* **Exercise**
Repeat the entries that follow verbatim, without any of their pictures.

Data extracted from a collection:
┌────────
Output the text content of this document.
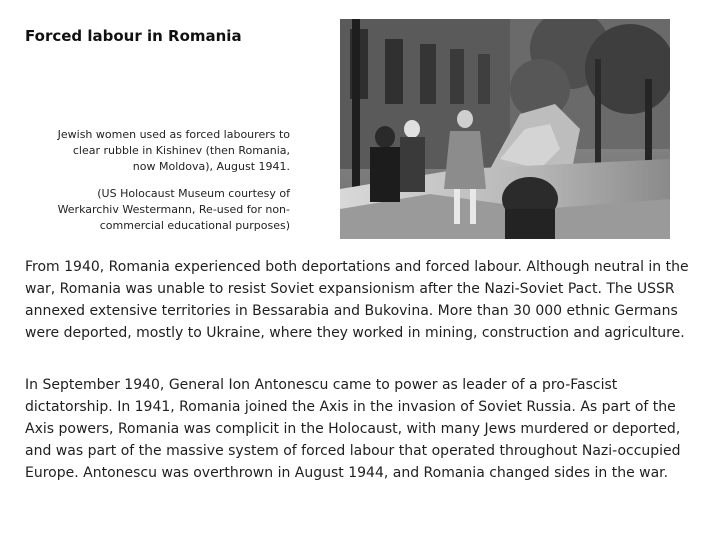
Forced labour in Romania
Jewish women used as forced labourers to clear rubble in Kishinev (then Romania, now Moldova), August 1941.
(US Holocaust Museum courtesy of Werkarchiv Westermann, Re-used for non-commercial educational purposes)

From 1940, Romania experienced both deportations and forced labour. Although neutral in the war, Romania was unable to resist Soviet expansionism after the Nazi-Soviet Pact. The USSR annexed extensive territories in Bessarabia and Bukovina. More than 30 000 ethnic Germans were deported, mostly to Ukraine, where they worked in mining, construction and agriculture.

In September 1940, General Ion Antonescu came to power as leader of a pro-Fascist dictatorship. In 1941, Romania joined the Axis in the invasion of Soviet Russia. As part of the Axis powers, Romania was complicit in the Holocaust, with many Jews murdered or deported, and was part of the massive system of forced labour that operated throughout Nazi-occupied Europe. Antonescu was overthrown in August 1944, and Romania changed sides in the war.
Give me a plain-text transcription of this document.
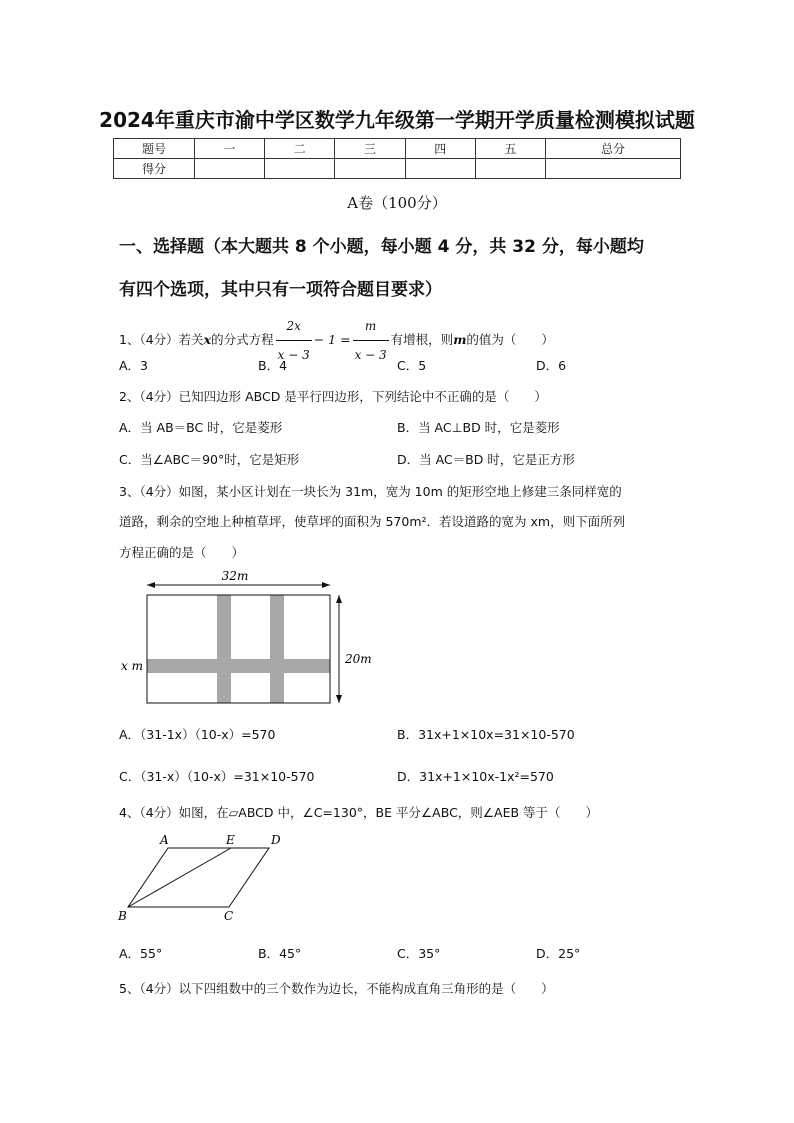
2024年重庆市渝中学区数学九年级第一学期开学质量检测模拟试题
题号	一	二	三	四	五	总分
得分						
A卷（100分）
一、选择题（本大题共 8 个小题，每小题 4 分，共 32 分，每小题均
有四个选项，其中只有一项符合题目要求）
1、（4分）若关x的分式方程 $\frac{2x}{x - 3} - 1 = \frac{m}{x - 3}$ 有增根，则m的值为（　　）
A．3	B．4	C．5	D．6
2、（4分）已知四边形 ABCD 是平行四边形，下列结论中不正确的是（　　）
A．当 AB＝BC 时，它是菱形	B．当 AC⊥BD 时，它是菱形
C．当∠ABC＝90°时，它是矩形	D．当 AC＝BD 时，它是正方形
3、（4分）如图，某小区计划在一块长为 31m，宽为 10m 的矩形空地上修建三条同样宽的
道路，剩余的空地上种植草坪，使草坪的面积为 570m²．若设道路的宽为 xm，则下面所列
方程正确的是（　　）
32m
20m
x m
A．（31-1x）（10-x）=570	B．31x+1×10x=31×10-570
C．（31-x）（10-x）=31×10-570	D．31x+1×10x-1x²=570
4、（4分）如图，在▱ABCD 中，∠C=130°，BE 平分∠ABC，则∠AEB 等于（　　）
A	E	D
B	C
A．55°	B．45°	C．35°	D．25°
5、（4分）以下四组数中的三个数作为边长，不能构成直角三角形的是（　　）
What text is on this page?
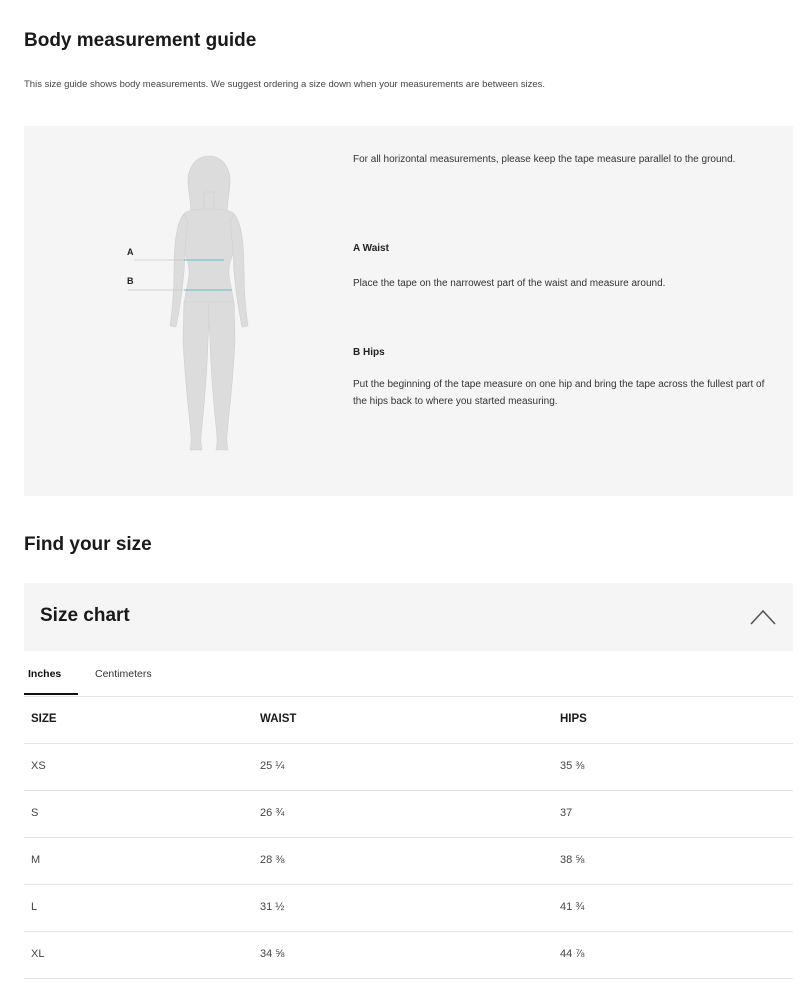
Body measurement guide

This size guide shows body measurements. We suggest ordering a size down when your measurements are between sizes.

A
B

For all horizontal measurements, please keep the tape measure parallel to the ground.

A Waist

Place the tape on the narrowest part of the waist and measure around.

B Hips

Put the beginning of the tape measure on one hip and bring the tape across the fullest part of the hips back to where you started measuring.

Find your size
Size chart
Inches	Centimeters
SIZE	WAIST	HIPS
XS	25 ¼	35 ⅜
S	26 ¾	37
M	28 ⅜	38 ⅝
L	31 ½	41 ¾
XL	34 ⅝	44 ⅞
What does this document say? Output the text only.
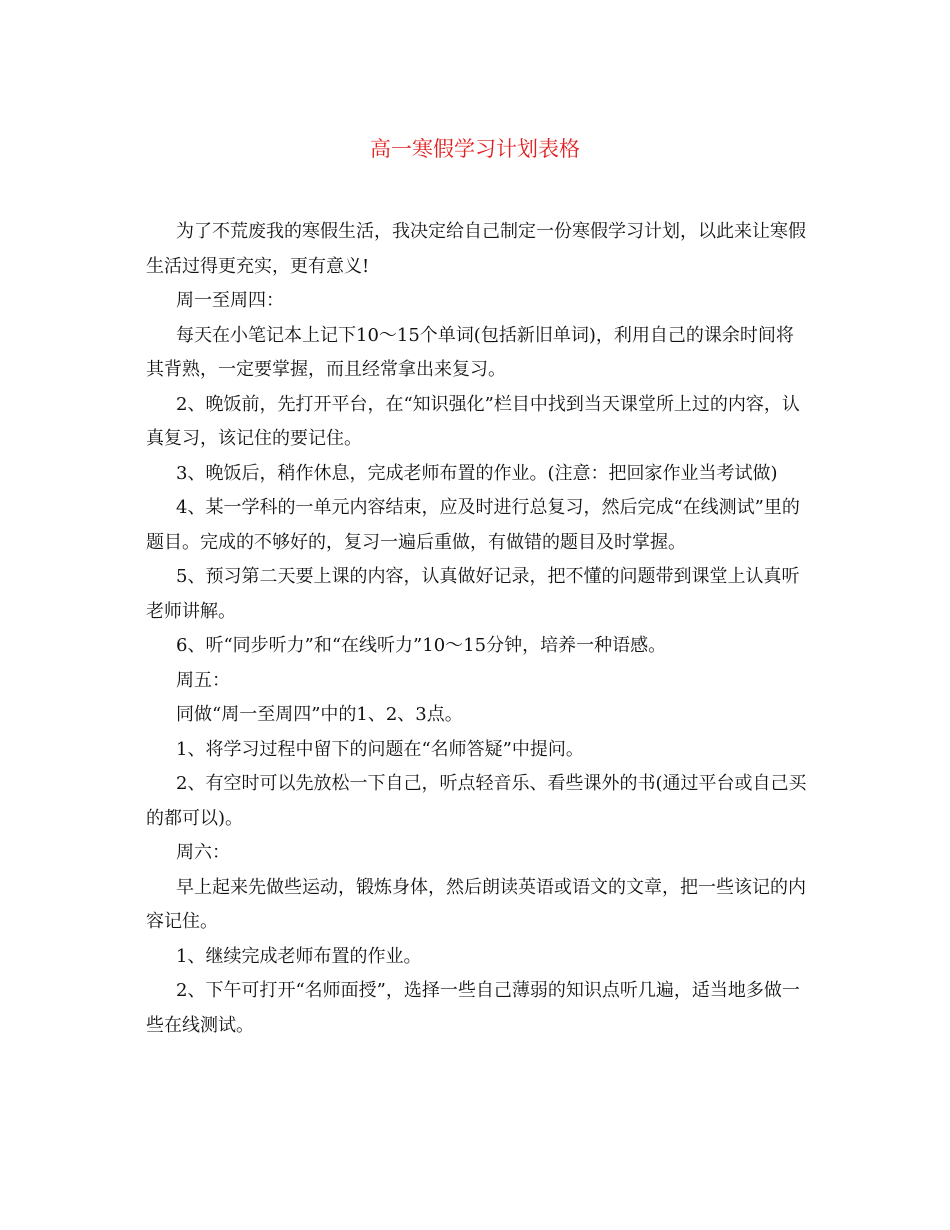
高一寒假学习计划表格

为了不荒废我的寒假生活，我决定给自己制定一份寒假学习计划，以此来让寒假生活过得更充实，更有意义!

周一至周四：

每天在小笔记本上记下10～15个单词(包括新旧单词)，利用自己的课余时间将其背熟，一定要掌握，而且经常拿出来复习。

2、晚饭前，先打开平台，在“知识强化”栏目中找到当天课堂所上过的内容，认真复习，该记住的要记住。

3、晚饭后，稍作休息，完成老师布置的作业。(注意：把回家作业当考试做)

4、某一学科的一单元内容结束，应及时进行总复习，然后完成“在线测试”里的题目。完成的不够好的，复习一遍后重做，有做错的题目及时掌握。

5、预习第二天要上课的内容，认真做好记录，把不懂的问题带到课堂上认真听老师讲解。

6、听“同步听力”和“在线听力”10～15分钟，培养一种语感。

周五：

同做“周一至周四”中的1、2、3点。

1、将学习过程中留下的问题在“名师答疑”中提问。

2、有空时可以先放松一下自己，听点轻音乐、看些课外的书(通过平台或自己买的都可以)。

周六：

早上起来先做些运动，锻炼身体，然后朗读英语或语文的文章，把一些该记的内容记住。

1、继续完成老师布置的作业。

2、下午可打开“名师面授”，选择一些自己薄弱的知识点听几遍，适当地多做一些在线测试。
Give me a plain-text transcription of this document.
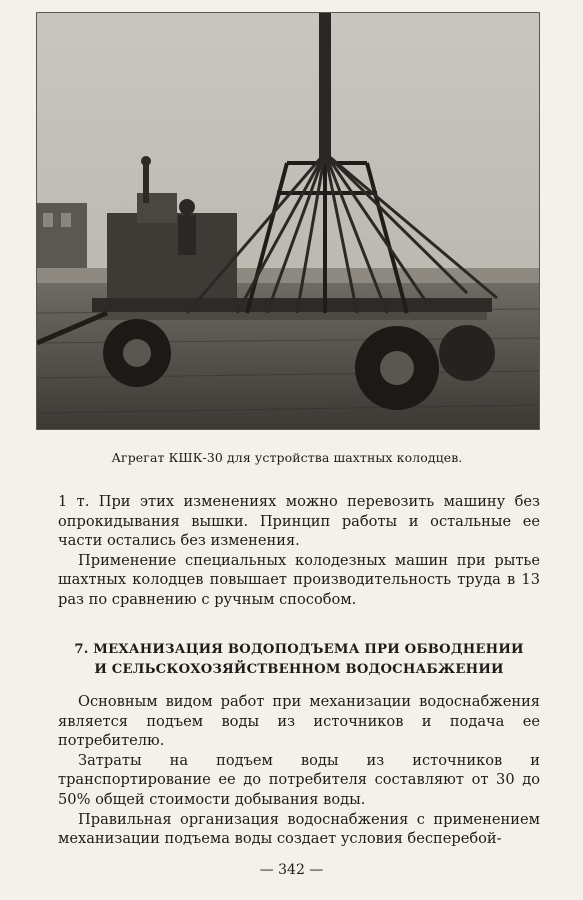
Агрегат КШК-30 для устройства шахтных колодцев.

1 т. При этих изменениях можно перевозить машину без опрокидывания вышки. Принцип работы и остальные ее части остались без изменения.

Применение специальных колодезных машин при рытье шахтных колодцев повышает производительность труда в 13 раз по сравнению с ручным способом.

7. МЕХАНИЗАЦИЯ ВОДОПОДЪЕМА ПРИ ОБВОДНЕНИИ
И СЕЛЬСКОХОЗЯЙСТВЕННОМ ВОДОСНАБЖЕНИИ

Основным видом работ при механизации водоснабжения является подъем воды из источников и подача ее потребителю.

Затраты на подъем воды из источников и транспортирование ее до потребителя составляют от 30 до 50% общей стоимости добывания воды.

Правильная организация водоснабжения с применением механизации подъема воды создает условия бесперебой-

— 342 —
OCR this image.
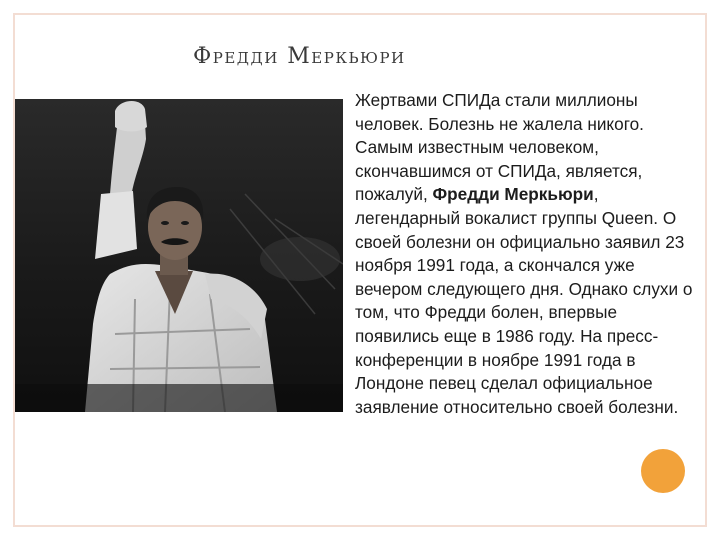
Фредди Меркьюри

Жертвами СПИДа стали миллионы человек. Болезнь не жалела никого. Самым известным человеком, скончавшимся от СПИДа, является, пожалуй, Фредди Меркьюри, легендарный вокалист группы Queen. О своей болезни он официально заявил 23 ноября 1991 года, а скончался уже вечером следующего дня. Однако слухи о том, что Фредди болен, впервые появились еще в 1986 году. На пресс-конференции в ноябре 1991 года в Лондоне певец сделал официальное заявление относительно своей болезни.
└────────
* **Solution for this exercise**
Output the text content of this document.
Forced labour in Romania
Jewish women used as forced labourers to clear rubble in Kishinev (then Romania, now Moldova), August 1941.
(US Holocaust Museum courtesy of Werkarchiv Westermann, Re-used for non-commercial educational purposes)

From 1940, Romania experienced both deportations and forced labour. Although neutral in the war, Romania was unable to resist Soviet expansionism after the Nazi-Soviet Pact. The USSR annexed extensive territories in Bessarabia and Bukovina. More than 30 000 ethnic Germans were deported, mostly to Ukraine, where they worked in mining, construction and agriculture.

In September 1940, General Ion Antonescu came to power as leader of a pro-Fascist dictatorship. In 1941, Romania joined the Axis in the invasion of Soviet Russia. As part of the Axis powers, Romania was complicit in the Holocaust, with many Jews murdered or deported, and was part of the massive system of forced labour that operated throughout Nazi-occupied Europe. Antonescu was overthrown in August 1944, and Romania changed sides in the war.
Give me a plain-text transcription of this document.
2024年重庆市渝中学区数学九年级第一学期开学质量检测模拟试题
题号	一	二	三	四	五	总分
得分						
A卷（100分）
一、选择题（本大题共 8 个小题，每小题 4 分，共 32 分，每小题均
有四个选项，其中只有一项符合题目要求）
1、（4分）若关x的分式方程 $\frac{2x}{x - 3} - 1 = \frac{m}{x - 3}$ 有增根，则m的值为（　　）
A．3	B．4	C．5	D．6
2、（4分）已知四边形 ABCD 是平行四边形，下列结论中不正确的是（　　）
A．当 AB＝BC 时，它是菱形	B．当 AC⊥BD 时，它是菱形
C．当∠ABC＝90°时，它是矩形	D．当 AC＝BD 时，它是正方形
3、（4分）如图，某小区计划在一块长为 31m，宽为 10m 的矩形空地上修建三条同样宽的
道路，剩余的空地上种植草坪，使草坪的面积为 570m²．若设道路的宽为 xm，则下面所列
方程正确的是（　　）
32m
20m
x m
A．（31-1x）（10-x）=570	B．31x+1×10x=31×10-570
C．（31-x）（10-x）=31×10-570	D．31x+1×10x-1x²=570
4、（4分）如图，在▱ABCD 中，∠C=130°，BE 平分∠ABC，则∠AEB 等于（　　）
A	E	D
B	C
A．55°	B．45°	C．35°	D．25°
5、（4分）以下四组数中的三个数作为边长，不能构成直角三角形的是（　　）
What text is on this page?
Body measurement guide

This size guide shows body measurements. We suggest ordering a size down when your measurements are between sizes.

A
B

For all horizontal measurements, please keep the tape measure parallel to the ground.

A Waist

Place the tape on the narrowest part of the waist and measure around.

B Hips

Put the beginning of the tape measure on one hip and bring the tape across the fullest part of the hips back to where you started measuring.

Find your size
Size chart
Inches	Centimeters
SIZE	WAIST	HIPS
XS	25 ¼	35 ⅜
S	26 ¾	37
M	28 ⅜	38 ⅝
L	31 ½	41 ¾
XL	34 ⅝	44 ⅞
What does this document say? Output the text only.
高一寒假学习计划表格

为了不荒废我的寒假生活，我决定给自己制定一份寒假学习计划，以此来让寒假生活过得更充实，更有意义!

周一至周四：

每天在小笔记本上记下10～15个单词(包括新旧单词)，利用自己的课余时间将其背熟，一定要掌握，而且经常拿出来复习。

2、晚饭前，先打开平台，在“知识强化”栏目中找到当天课堂所上过的内容，认真复习，该记住的要记住。

3、晚饭后，稍作休息，完成老师布置的作业。(注意：把回家作业当考试做)

4、某一学科的一单元内容结束，应及时进行总复习，然后完成“在线测试”里的题目。完成的不够好的，复习一遍后重做，有做错的题目及时掌握。

5、预习第二天要上课的内容，认真做好记录，把不懂的问题带到课堂上认真听老师讲解。

6、听“同步听力”和“在线听力”10～15分钟，培养一种语感。

周五：

同做“周一至周四”中的1、2、3点。

1、将学习过程中留下的问题在“名师答疑”中提问。

2、有空时可以先放松一下自己，听点轻音乐、看些课外的书(通过平台或自己买的都可以)。

周六：

早上起来先做些运动，锻炼身体，然后朗读英语或语文的文章，把一些该记的内容记住。

1、继续完成老师布置的作业。

2、下午可打开“名师面授”，选择一些自己薄弱的知识点听几遍，适当地多做一些在线测试。
Give me a plain-text transcription of this document.
Агрегат КШК-30 для устройства шахтных колодцев.

1 т. При этих изменениях можно перевозить машину без опрокидывания вышки. Принцип работы и остальные ее части остались без изменения.

Применение специальных колодезных машин при рытье шахтных колодцев повышает производительность труда в 13 раз по сравнению с ручным способом.

7. МЕХАНИЗАЦИЯ ВОДОПОДЪЕМА ПРИ ОБВОДНЕНИИ
И СЕЛЬСКОХОЗЯЙСТВЕННОМ ВОДОСНАБЖЕНИИ

Основным видом работ при механизации водоснабжения является подъем воды из источников и подача ее потребителю.

Затраты на подъем воды из источников и транспортирование ее до потребителя составляют от 30 до 50% общей стоимости добывания воды.

Правильная организация водоснабжения с применением механизации подъема воды создает условия бесперебой-

— 342 —
OCR this image.
Фредди Меркьюри

Жертвами СПИДа стали миллионы человек. Болезнь не жалела никого. Самым известным человеком, скончавшимся от СПИДа, является, пожалуй, Фредди Меркьюри, легендарный вокалист группы Queen. О своей болезни он официально заявил 23 ноября 1991 года, а скончался уже вечером следующего дня. Однако слухи о том, что Фредди болен, впервые появились еще в 1986 году. На пресс-конференции в ноябре 1991 года в Лондоне певец сделал официальное заявление относительно своей болезни.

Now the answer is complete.